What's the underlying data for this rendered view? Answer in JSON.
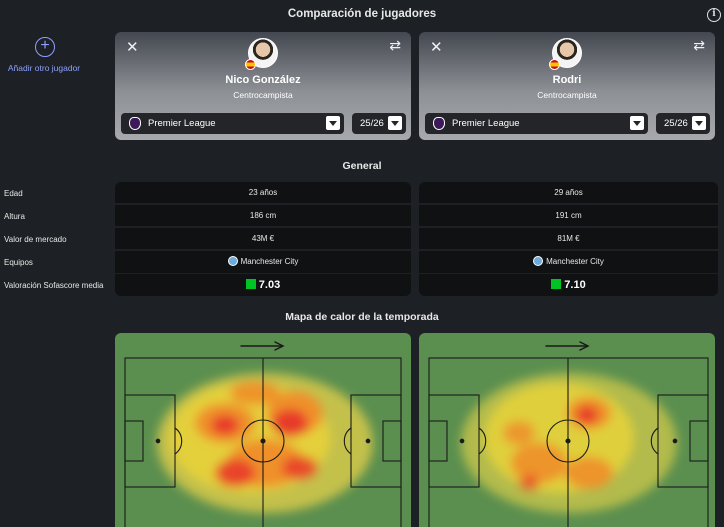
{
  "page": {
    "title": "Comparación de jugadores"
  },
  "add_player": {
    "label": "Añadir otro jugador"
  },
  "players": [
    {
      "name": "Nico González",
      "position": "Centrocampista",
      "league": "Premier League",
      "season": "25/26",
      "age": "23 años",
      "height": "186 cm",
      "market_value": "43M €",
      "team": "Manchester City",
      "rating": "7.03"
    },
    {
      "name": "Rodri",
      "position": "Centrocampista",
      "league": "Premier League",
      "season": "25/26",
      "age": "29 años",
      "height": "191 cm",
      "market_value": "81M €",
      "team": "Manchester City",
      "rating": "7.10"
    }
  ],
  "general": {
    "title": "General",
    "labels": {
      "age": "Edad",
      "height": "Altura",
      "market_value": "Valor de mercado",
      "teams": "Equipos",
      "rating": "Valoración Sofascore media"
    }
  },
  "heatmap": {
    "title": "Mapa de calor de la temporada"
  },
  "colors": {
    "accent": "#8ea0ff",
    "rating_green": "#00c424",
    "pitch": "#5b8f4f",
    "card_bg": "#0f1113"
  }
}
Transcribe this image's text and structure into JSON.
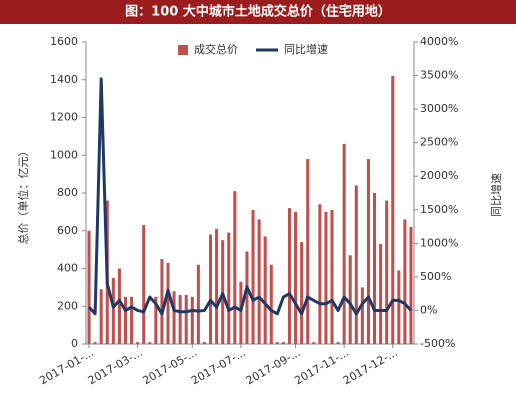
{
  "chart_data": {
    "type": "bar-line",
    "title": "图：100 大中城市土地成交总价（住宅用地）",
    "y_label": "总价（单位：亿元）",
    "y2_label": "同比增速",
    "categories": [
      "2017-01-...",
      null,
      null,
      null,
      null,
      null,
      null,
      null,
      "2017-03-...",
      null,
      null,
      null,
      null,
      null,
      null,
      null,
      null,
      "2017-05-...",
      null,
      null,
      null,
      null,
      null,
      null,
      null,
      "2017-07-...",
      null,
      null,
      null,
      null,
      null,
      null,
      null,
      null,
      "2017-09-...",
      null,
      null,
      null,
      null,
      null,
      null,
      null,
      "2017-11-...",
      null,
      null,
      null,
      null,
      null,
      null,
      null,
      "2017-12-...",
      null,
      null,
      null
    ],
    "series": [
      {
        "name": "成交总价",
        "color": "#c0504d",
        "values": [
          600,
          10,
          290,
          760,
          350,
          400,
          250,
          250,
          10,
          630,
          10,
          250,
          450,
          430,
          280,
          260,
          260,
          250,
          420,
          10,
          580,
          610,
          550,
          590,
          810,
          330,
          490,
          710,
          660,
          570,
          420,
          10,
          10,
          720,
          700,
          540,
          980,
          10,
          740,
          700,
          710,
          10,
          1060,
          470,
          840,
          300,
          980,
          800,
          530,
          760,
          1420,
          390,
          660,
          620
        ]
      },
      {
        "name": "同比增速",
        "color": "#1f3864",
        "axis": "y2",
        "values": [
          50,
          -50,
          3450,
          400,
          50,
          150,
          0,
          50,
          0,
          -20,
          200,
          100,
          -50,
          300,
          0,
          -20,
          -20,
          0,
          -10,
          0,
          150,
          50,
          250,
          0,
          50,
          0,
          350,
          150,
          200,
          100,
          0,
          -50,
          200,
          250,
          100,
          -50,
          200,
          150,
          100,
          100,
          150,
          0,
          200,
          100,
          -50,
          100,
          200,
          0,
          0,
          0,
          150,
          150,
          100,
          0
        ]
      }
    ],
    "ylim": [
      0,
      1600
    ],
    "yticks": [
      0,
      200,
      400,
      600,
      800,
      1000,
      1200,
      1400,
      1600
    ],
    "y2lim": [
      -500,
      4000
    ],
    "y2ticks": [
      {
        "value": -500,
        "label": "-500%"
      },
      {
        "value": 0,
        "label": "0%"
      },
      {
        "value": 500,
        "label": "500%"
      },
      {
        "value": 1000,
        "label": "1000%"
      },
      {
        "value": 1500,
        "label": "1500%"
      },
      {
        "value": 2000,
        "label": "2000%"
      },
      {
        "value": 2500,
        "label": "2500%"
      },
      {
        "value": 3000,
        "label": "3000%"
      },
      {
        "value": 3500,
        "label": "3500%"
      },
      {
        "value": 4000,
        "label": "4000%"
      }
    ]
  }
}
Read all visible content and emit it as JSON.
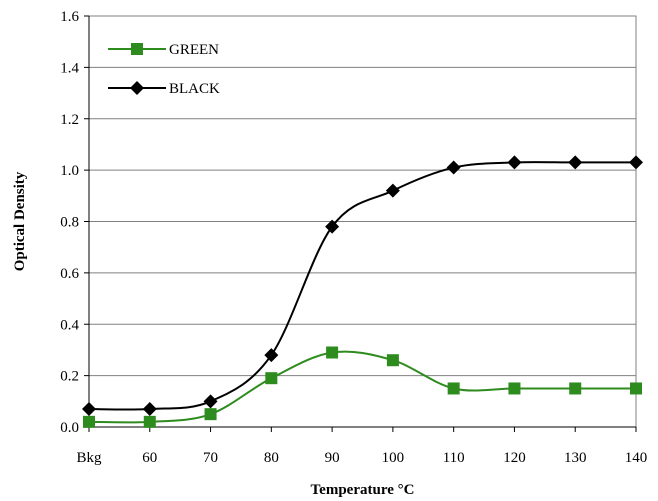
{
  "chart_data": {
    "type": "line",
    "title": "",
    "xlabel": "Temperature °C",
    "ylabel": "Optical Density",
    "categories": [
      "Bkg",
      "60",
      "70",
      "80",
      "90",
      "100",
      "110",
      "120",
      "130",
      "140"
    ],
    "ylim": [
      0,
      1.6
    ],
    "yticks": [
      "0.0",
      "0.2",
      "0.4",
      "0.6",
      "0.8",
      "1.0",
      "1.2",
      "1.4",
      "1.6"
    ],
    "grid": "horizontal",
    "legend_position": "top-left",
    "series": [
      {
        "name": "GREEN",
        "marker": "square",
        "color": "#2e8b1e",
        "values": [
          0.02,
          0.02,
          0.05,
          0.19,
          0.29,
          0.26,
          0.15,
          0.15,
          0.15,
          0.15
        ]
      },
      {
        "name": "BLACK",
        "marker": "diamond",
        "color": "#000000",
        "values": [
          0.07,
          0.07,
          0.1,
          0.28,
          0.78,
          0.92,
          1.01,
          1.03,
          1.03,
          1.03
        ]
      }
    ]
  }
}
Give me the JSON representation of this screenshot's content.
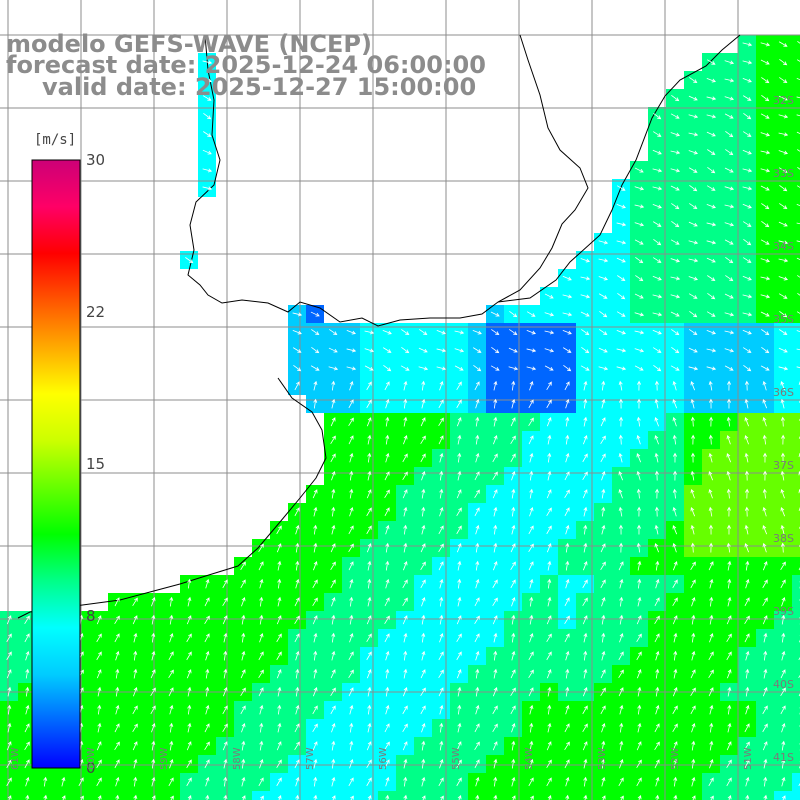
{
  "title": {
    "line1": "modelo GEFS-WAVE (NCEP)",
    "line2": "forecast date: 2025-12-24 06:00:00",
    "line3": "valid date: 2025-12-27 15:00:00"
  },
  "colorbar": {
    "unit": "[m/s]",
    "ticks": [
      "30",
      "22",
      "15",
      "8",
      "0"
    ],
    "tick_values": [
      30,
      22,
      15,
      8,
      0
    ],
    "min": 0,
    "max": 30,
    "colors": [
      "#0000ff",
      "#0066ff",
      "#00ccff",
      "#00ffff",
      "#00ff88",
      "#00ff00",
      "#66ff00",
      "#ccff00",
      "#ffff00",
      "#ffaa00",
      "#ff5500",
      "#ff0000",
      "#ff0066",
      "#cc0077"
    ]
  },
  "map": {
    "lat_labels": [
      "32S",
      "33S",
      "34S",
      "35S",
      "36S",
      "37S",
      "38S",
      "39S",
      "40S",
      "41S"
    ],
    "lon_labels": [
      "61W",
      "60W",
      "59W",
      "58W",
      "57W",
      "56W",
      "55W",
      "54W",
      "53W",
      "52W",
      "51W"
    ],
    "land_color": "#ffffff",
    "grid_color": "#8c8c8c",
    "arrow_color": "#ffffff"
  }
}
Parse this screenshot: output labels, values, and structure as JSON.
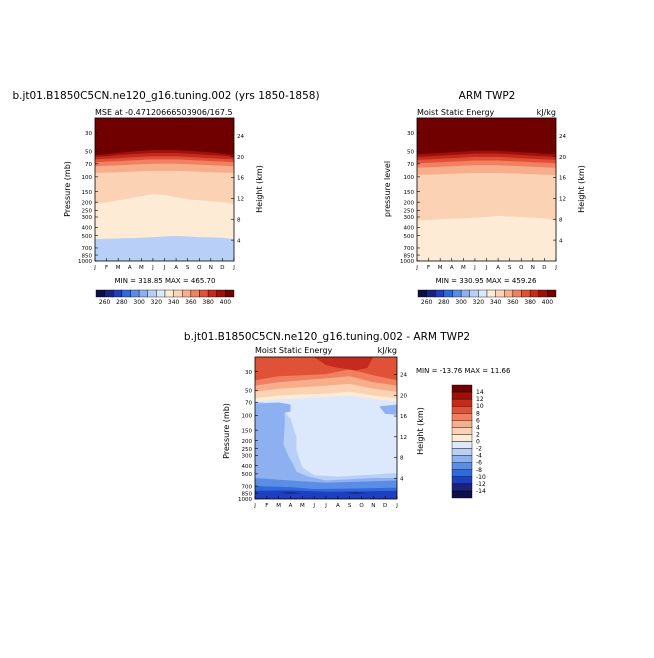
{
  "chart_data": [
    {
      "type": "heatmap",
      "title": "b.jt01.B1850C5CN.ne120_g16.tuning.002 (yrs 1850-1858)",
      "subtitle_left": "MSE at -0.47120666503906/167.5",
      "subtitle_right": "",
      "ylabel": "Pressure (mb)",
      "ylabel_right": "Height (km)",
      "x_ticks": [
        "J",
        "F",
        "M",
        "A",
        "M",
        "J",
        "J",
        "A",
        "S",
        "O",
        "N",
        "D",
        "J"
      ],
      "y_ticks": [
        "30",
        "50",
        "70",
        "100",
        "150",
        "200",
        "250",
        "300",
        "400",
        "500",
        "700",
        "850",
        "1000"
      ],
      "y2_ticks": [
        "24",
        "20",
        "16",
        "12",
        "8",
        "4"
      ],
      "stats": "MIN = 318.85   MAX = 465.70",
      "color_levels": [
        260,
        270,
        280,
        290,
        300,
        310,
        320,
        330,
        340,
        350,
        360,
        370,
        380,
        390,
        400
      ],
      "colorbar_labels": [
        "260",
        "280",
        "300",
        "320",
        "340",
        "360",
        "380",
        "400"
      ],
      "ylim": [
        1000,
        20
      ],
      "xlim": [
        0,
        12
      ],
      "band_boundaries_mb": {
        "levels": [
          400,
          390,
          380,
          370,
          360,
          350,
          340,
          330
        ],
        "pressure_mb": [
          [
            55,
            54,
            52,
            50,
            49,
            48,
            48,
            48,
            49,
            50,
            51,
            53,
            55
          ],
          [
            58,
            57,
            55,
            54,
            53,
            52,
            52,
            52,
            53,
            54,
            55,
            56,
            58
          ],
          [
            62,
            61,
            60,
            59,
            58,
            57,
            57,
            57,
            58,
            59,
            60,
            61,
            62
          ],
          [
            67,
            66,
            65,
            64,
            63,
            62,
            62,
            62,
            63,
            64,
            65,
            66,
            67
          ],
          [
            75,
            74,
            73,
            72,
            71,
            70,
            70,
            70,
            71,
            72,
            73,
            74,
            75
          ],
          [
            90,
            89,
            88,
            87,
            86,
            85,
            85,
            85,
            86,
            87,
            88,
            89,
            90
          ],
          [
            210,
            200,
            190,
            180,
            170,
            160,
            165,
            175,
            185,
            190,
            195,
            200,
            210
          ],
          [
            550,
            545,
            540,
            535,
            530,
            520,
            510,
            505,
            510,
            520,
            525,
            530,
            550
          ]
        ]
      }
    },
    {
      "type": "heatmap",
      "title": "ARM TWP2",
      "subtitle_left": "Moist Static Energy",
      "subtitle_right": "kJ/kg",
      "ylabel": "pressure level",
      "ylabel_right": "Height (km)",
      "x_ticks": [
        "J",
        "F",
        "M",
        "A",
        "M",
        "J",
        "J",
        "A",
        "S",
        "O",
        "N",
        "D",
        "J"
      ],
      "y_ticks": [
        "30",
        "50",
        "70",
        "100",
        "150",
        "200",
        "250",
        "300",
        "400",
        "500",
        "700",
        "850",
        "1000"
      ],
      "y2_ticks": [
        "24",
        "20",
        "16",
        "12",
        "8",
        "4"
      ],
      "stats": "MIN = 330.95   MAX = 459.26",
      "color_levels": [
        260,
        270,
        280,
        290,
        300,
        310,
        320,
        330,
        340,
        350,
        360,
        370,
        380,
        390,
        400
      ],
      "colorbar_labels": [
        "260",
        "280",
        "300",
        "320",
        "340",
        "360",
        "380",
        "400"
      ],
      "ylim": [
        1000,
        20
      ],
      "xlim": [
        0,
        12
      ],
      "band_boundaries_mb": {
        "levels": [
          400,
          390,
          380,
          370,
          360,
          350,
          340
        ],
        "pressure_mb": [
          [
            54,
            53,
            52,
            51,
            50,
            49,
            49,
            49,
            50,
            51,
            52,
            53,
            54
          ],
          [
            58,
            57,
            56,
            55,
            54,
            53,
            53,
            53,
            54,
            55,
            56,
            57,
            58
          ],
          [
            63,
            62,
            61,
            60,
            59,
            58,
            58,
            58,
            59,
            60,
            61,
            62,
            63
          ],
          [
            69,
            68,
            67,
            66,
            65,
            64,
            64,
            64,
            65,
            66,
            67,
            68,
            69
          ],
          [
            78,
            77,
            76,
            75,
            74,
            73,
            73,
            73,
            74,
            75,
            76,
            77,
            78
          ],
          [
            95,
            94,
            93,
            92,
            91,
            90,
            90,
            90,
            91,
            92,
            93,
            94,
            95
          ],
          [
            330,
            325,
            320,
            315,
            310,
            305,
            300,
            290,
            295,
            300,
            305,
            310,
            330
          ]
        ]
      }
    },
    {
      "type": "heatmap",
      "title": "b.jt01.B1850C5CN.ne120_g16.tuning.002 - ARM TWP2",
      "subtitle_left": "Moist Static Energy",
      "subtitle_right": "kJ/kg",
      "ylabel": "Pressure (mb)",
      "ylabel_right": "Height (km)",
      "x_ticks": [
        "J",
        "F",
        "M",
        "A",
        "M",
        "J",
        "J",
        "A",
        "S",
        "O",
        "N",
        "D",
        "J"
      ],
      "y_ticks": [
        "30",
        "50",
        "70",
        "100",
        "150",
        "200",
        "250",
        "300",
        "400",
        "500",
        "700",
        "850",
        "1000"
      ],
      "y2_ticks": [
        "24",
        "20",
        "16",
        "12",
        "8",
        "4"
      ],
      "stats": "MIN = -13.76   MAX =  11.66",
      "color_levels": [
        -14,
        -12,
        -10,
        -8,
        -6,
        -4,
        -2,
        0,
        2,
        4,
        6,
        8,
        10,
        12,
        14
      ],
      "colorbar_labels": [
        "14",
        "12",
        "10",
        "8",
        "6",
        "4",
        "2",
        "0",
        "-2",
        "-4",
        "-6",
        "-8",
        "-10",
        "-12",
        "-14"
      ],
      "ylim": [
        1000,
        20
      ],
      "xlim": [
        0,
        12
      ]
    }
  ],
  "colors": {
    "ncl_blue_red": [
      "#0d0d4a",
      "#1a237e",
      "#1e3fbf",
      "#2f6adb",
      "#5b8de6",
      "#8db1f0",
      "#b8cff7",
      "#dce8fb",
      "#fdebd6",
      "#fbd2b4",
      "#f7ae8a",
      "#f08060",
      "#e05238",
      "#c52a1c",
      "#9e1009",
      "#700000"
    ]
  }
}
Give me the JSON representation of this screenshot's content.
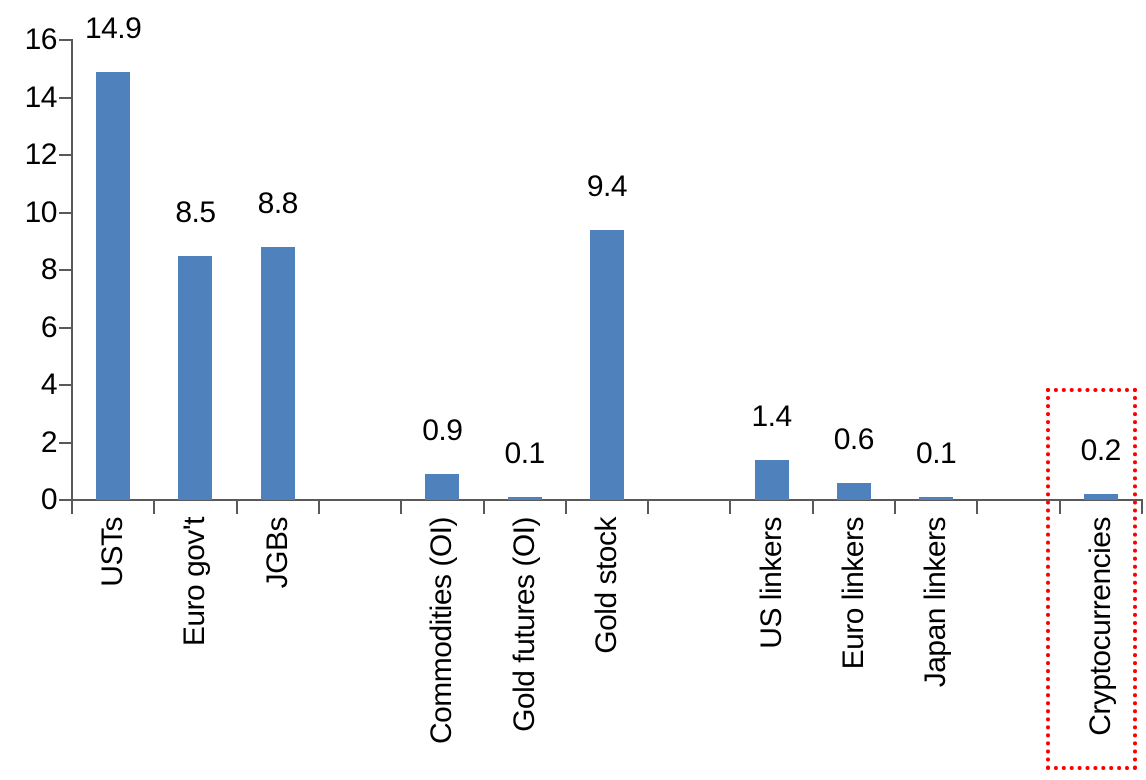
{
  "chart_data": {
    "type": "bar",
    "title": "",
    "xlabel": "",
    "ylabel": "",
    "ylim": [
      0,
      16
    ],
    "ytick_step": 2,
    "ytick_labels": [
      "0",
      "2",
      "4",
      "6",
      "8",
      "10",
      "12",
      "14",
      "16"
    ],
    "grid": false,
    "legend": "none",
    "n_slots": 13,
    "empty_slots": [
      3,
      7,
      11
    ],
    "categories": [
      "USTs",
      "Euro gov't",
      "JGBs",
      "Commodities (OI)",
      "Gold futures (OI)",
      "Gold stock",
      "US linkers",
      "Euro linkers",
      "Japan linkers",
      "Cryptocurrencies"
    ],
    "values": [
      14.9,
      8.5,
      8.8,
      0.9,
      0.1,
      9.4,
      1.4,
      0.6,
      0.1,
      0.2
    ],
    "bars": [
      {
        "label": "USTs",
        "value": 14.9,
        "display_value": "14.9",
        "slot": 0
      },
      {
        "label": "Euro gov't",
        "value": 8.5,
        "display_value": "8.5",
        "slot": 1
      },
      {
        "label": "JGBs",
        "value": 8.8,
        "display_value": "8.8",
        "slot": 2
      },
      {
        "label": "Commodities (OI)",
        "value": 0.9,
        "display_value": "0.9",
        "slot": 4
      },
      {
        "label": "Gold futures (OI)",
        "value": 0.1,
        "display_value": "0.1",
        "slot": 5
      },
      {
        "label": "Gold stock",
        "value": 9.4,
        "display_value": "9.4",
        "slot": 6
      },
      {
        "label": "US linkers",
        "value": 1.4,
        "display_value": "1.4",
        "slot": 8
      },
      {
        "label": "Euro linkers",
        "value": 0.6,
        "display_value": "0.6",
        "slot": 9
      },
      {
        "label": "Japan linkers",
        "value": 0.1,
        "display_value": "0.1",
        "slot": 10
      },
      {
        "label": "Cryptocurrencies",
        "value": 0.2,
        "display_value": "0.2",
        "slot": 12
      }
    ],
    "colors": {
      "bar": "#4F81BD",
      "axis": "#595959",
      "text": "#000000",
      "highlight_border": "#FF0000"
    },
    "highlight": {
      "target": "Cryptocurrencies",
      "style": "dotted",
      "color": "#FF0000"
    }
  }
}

- - -

§ **GOAL**
Copy each line above that contains the word "stats".

§ **WRITTEN RESPONSE**
      "stats": "MIN = 318.85   MAX = 465.70",
      "stats": "MIN = 330.95   MAX = 459.26",
      "stats": "MIN = -13.76   MAX =  11.66",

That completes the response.